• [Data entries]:

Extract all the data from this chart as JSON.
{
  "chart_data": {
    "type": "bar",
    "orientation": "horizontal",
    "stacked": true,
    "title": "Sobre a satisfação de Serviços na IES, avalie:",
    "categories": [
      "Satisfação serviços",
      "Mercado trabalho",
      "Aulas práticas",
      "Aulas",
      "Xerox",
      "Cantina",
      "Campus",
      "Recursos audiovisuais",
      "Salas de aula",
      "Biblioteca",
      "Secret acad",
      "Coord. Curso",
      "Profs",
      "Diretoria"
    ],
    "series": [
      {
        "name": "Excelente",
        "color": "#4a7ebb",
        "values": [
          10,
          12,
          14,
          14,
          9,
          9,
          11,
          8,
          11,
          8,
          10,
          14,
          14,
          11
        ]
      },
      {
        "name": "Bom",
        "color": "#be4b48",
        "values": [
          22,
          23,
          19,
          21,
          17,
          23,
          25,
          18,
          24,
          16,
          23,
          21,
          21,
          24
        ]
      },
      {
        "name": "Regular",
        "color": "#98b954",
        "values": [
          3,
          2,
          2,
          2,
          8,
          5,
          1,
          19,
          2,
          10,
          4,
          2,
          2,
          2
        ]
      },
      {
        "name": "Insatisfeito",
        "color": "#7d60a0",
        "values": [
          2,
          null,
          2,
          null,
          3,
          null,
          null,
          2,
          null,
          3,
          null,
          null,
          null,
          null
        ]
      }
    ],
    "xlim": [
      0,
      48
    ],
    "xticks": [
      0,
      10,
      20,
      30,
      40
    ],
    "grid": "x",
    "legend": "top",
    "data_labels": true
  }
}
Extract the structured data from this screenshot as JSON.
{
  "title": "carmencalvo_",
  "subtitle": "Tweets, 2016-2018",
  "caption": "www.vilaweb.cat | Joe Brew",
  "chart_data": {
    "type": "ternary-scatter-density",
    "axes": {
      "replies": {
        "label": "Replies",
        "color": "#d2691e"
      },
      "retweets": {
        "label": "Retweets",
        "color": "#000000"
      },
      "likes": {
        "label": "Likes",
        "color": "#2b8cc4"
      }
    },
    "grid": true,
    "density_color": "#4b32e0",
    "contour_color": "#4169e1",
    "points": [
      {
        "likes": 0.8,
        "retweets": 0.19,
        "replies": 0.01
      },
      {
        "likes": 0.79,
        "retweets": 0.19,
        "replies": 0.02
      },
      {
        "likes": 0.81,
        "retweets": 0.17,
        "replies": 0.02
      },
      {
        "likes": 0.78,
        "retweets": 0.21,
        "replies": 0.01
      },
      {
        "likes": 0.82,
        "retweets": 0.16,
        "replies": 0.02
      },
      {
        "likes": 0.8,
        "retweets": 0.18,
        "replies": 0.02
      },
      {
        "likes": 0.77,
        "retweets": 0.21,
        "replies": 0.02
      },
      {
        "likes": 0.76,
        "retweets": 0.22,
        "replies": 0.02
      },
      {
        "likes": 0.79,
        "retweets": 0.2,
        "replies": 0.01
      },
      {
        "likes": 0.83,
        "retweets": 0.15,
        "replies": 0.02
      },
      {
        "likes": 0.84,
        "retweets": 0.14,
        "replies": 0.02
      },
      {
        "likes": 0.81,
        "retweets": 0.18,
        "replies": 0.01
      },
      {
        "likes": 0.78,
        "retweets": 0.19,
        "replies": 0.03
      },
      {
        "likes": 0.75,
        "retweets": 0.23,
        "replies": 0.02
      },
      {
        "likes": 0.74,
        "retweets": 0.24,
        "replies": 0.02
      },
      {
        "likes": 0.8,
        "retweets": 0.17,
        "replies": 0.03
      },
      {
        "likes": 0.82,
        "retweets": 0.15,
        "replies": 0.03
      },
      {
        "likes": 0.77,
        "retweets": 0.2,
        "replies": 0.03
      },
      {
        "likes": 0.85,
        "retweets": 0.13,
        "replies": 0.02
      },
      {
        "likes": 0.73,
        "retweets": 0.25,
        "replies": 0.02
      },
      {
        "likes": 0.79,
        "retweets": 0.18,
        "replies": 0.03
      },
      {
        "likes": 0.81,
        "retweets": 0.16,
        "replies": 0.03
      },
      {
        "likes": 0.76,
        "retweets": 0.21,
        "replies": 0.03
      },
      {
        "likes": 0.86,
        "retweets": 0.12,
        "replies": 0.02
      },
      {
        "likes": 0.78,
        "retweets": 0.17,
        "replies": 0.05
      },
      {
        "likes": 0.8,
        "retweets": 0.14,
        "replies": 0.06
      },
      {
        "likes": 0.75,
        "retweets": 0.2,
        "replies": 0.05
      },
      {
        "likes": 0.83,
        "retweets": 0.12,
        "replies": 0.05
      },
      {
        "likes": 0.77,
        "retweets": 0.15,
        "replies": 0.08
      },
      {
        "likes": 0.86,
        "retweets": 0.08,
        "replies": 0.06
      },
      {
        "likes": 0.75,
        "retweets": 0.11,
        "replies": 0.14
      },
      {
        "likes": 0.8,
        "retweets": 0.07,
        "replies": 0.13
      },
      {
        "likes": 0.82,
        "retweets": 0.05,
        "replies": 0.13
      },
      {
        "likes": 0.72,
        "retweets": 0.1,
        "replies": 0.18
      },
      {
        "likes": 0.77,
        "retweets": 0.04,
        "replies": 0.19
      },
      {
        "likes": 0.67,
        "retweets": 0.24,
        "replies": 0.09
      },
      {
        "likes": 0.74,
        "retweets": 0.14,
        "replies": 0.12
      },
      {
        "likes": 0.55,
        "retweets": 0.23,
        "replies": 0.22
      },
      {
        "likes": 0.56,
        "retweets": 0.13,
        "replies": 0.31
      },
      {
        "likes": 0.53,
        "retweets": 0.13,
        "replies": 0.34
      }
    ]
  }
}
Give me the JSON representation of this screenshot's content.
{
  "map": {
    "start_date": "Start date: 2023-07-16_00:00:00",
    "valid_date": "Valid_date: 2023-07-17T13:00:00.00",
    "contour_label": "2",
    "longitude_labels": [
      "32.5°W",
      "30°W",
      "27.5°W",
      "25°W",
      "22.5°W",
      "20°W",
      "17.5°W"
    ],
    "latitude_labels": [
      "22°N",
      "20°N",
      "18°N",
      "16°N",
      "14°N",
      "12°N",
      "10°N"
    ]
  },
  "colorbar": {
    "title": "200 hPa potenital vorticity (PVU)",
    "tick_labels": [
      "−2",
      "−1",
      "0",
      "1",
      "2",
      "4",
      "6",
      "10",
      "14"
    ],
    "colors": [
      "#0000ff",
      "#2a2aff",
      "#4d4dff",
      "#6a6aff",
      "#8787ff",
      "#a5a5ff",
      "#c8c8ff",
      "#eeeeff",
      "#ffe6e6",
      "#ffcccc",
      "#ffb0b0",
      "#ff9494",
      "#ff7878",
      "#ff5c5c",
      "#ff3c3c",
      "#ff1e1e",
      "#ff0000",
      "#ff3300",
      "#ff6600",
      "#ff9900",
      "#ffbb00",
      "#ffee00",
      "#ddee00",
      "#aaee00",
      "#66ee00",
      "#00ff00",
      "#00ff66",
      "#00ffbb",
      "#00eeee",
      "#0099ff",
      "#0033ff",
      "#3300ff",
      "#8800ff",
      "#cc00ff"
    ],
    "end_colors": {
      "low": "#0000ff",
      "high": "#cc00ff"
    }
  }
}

• [WHAT YOU SHOULD DO]: Using the listing above, pull out all lines that hold the word "type".

• [SOLUTION TO THIS TASK]:
    "type": "bar",
    "type": "ternary-scatter-density",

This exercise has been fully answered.